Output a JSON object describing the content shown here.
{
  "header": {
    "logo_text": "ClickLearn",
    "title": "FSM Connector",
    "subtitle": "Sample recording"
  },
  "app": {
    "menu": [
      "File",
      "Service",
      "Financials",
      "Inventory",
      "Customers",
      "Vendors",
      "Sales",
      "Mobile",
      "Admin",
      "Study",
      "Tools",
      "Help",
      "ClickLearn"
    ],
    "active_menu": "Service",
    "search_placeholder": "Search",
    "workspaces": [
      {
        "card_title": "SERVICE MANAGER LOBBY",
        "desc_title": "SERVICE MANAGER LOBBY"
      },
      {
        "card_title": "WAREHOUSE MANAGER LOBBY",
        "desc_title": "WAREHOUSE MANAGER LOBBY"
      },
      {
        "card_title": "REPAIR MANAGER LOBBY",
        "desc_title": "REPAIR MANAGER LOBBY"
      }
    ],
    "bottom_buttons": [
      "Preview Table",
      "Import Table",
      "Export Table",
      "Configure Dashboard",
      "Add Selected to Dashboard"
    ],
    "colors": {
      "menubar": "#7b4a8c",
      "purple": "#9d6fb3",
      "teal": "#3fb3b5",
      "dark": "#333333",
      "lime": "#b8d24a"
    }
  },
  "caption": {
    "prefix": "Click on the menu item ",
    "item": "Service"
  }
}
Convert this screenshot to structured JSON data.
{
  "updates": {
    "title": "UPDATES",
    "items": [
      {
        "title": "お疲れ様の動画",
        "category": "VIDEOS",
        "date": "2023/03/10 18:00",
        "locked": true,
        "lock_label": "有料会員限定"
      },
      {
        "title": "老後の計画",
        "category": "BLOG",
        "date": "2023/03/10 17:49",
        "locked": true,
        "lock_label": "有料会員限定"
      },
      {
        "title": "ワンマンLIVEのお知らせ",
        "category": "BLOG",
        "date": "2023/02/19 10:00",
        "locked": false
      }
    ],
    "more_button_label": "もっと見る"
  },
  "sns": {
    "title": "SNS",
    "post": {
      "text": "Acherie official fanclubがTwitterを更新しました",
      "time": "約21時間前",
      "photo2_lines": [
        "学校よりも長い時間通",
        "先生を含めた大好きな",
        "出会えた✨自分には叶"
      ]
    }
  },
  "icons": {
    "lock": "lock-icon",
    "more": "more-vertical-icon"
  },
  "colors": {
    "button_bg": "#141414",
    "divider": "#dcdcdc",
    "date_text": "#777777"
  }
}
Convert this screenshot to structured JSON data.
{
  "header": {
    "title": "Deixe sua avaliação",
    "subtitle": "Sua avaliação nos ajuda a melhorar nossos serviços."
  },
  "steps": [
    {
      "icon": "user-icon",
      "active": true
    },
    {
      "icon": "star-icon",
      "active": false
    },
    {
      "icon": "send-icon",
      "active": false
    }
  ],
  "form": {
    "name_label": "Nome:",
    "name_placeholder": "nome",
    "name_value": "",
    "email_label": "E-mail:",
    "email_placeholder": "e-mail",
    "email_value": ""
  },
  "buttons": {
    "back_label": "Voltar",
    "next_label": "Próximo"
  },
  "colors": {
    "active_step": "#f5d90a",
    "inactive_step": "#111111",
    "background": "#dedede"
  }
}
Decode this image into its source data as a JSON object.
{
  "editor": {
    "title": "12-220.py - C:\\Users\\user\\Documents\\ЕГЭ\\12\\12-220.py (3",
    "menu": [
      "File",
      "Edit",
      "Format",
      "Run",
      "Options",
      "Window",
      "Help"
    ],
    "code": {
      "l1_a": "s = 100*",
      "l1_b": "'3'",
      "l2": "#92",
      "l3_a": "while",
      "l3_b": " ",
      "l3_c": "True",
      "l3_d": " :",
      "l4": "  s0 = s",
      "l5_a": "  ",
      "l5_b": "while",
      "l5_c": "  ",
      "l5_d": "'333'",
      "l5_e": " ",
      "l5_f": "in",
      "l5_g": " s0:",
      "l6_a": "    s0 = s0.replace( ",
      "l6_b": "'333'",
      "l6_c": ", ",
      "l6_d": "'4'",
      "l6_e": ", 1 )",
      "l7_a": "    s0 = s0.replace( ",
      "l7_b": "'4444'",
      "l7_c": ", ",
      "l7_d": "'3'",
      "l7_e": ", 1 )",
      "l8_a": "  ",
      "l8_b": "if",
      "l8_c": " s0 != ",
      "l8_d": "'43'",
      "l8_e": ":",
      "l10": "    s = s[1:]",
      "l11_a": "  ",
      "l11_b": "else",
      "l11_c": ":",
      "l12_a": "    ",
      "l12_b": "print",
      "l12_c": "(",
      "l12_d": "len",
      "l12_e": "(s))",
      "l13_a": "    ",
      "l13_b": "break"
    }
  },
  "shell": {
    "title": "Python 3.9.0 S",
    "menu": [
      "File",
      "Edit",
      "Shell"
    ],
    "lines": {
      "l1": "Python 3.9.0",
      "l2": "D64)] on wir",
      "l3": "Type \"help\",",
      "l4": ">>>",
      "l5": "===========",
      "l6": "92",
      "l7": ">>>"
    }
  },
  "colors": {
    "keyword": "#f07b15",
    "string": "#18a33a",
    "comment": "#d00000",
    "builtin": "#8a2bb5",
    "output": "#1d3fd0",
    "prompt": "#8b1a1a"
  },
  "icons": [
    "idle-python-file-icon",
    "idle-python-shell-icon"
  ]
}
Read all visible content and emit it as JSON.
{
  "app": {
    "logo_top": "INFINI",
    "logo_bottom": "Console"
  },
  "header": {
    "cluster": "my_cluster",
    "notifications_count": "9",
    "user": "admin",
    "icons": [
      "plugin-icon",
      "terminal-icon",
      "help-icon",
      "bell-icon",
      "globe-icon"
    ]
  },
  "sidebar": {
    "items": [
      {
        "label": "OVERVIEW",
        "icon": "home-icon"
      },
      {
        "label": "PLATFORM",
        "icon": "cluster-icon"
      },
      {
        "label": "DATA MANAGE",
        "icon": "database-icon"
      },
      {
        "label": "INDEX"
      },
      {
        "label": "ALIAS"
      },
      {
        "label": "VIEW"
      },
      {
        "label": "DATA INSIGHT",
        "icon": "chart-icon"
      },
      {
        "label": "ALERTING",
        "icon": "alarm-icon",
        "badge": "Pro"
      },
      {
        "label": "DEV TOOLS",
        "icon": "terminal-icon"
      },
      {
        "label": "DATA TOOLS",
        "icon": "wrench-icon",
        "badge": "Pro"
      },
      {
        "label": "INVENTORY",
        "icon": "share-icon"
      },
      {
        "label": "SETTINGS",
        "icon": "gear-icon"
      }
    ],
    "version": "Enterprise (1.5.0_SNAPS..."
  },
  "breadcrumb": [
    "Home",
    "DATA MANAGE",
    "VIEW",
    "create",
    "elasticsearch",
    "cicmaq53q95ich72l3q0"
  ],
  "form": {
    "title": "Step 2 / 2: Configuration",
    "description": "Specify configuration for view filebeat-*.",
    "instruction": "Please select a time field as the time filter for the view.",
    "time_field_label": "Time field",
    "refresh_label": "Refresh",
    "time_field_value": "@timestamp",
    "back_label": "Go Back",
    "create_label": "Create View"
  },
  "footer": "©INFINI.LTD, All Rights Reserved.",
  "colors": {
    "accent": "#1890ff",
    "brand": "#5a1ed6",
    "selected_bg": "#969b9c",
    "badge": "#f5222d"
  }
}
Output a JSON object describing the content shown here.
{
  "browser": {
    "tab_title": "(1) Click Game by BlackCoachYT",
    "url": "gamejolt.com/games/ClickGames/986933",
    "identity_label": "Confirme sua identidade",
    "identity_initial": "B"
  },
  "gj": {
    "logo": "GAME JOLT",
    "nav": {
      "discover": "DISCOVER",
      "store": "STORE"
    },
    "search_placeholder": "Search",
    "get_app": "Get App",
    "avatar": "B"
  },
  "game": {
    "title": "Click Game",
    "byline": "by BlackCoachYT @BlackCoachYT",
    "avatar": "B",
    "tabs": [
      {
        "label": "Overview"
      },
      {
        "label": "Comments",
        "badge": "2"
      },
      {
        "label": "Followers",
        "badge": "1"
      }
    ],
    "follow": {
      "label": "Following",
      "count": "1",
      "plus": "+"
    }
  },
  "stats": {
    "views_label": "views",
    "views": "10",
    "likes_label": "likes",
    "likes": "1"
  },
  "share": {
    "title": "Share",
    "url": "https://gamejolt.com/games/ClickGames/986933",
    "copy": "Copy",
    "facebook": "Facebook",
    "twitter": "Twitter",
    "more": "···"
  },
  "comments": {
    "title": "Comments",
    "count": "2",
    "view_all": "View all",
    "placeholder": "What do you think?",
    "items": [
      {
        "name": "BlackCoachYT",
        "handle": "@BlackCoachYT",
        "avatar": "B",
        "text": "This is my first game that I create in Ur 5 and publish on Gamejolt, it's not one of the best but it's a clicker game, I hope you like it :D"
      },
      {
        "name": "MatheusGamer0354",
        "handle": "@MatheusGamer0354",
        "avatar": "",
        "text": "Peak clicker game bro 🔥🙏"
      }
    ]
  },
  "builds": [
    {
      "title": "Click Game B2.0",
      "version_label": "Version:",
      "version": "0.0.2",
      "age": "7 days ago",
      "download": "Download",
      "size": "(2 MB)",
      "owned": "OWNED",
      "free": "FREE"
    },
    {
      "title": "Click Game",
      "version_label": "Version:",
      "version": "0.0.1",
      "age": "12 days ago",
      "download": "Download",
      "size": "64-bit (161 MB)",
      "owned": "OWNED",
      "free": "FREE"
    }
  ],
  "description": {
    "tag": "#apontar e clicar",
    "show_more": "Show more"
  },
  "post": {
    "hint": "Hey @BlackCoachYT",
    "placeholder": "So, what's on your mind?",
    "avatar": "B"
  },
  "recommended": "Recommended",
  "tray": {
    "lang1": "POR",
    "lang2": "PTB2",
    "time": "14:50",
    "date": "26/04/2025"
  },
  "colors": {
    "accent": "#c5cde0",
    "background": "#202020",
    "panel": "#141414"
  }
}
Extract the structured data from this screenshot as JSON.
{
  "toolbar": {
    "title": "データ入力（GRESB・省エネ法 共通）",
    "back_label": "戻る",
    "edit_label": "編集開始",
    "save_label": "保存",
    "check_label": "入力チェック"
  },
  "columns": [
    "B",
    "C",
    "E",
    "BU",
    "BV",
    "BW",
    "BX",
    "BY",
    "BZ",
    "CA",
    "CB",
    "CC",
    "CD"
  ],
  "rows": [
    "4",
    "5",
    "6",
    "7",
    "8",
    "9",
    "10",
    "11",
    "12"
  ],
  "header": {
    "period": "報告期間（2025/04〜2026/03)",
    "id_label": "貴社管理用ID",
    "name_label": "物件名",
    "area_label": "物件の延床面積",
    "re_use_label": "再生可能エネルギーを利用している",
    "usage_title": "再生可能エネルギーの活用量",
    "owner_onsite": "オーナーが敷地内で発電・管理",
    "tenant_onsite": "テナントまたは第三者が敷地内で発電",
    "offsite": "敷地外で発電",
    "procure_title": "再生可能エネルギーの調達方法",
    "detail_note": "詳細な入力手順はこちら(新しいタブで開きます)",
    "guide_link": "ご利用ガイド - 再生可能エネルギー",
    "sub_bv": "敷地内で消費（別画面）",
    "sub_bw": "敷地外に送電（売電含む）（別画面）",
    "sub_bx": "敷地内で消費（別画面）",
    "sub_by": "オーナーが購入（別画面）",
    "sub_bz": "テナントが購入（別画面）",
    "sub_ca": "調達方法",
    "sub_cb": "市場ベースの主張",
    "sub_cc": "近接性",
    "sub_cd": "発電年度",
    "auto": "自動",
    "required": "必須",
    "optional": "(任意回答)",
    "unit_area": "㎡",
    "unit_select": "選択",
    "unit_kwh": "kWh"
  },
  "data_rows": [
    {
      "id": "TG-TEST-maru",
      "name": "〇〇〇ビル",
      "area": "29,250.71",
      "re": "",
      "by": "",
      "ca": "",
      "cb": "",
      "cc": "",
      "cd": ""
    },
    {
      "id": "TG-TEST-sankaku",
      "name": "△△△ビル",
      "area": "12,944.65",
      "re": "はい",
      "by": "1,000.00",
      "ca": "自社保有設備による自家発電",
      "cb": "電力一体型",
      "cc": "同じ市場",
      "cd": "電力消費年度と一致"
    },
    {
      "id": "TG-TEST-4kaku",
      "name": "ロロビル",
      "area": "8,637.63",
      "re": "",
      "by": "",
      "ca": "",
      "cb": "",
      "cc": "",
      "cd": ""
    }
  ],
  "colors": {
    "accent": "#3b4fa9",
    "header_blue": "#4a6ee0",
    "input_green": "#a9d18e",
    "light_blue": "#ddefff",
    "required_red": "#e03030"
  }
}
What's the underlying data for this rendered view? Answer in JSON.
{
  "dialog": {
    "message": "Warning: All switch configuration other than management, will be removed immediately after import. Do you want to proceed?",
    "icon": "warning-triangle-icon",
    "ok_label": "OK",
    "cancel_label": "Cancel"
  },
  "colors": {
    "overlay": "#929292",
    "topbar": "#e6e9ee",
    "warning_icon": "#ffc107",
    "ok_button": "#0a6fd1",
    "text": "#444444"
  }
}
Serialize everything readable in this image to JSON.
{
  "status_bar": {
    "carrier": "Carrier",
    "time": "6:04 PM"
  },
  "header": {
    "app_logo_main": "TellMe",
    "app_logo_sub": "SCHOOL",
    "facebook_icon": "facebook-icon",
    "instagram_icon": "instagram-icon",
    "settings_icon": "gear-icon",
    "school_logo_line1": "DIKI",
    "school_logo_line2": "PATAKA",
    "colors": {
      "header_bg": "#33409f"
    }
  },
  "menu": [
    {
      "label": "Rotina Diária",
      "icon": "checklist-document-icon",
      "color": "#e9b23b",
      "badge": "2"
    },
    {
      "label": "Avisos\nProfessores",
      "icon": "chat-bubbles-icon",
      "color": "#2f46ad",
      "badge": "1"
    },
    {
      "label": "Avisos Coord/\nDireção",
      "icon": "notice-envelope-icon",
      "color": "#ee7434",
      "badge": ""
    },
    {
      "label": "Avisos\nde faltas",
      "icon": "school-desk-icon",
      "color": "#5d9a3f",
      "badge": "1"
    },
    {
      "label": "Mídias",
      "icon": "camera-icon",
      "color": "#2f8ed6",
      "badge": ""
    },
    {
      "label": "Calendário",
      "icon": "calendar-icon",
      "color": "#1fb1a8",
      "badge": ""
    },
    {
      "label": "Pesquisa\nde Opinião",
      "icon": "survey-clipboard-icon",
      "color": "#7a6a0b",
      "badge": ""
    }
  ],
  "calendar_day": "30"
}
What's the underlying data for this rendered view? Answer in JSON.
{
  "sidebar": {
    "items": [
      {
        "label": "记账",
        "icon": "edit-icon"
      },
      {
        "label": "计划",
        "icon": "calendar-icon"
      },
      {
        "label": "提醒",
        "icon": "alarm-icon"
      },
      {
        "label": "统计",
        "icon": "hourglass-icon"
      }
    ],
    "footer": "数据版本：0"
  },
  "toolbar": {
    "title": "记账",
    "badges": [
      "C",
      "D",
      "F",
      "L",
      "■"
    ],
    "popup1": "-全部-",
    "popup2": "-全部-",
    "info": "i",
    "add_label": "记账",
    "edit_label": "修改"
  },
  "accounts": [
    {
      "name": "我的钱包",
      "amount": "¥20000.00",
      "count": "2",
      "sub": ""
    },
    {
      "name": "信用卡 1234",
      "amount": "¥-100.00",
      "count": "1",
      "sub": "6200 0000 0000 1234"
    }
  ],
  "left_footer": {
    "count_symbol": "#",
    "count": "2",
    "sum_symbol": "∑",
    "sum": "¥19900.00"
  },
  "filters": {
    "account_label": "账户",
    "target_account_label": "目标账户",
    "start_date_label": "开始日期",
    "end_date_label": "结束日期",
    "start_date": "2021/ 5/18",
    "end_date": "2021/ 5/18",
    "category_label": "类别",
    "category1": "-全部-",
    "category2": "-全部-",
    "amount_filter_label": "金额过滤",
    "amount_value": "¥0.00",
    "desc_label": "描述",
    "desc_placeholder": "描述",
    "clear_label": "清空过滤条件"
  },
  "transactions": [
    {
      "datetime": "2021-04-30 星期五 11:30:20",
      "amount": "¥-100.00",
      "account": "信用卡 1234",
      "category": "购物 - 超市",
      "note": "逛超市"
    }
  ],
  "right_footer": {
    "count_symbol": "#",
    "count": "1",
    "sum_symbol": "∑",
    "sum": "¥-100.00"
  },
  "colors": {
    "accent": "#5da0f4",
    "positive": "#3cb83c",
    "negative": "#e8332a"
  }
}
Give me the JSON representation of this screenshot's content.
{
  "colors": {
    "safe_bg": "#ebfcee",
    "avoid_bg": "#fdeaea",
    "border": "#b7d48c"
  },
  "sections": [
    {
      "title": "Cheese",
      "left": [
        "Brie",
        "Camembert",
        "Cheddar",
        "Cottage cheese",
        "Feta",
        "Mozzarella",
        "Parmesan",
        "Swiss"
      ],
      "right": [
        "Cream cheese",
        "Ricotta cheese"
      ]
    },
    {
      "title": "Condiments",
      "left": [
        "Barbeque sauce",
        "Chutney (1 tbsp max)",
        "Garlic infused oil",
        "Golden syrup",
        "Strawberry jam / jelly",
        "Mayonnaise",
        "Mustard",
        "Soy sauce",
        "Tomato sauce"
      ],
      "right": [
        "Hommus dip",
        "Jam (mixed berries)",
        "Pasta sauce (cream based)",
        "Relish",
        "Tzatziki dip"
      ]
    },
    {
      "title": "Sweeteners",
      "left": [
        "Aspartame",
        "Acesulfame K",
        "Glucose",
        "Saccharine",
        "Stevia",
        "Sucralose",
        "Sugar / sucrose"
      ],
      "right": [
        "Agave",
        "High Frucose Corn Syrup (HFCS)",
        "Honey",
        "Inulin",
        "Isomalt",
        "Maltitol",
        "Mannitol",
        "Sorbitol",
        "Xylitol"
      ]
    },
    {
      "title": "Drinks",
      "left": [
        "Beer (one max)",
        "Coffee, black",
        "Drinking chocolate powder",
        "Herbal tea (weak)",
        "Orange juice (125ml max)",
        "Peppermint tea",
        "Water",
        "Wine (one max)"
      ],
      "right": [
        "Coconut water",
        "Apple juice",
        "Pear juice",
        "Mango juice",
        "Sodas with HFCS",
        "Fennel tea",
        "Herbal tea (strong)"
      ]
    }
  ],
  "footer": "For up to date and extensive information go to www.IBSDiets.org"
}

____________________

WRITTEN PROBLEM
Scan the entries above. Copy each line that has the string "TEST".

TASK ANSWER
      "id": "TG-TEST-maru",
      "id": "TG-TEST-sankaku",
      "id": "TG-TEST-4kaku",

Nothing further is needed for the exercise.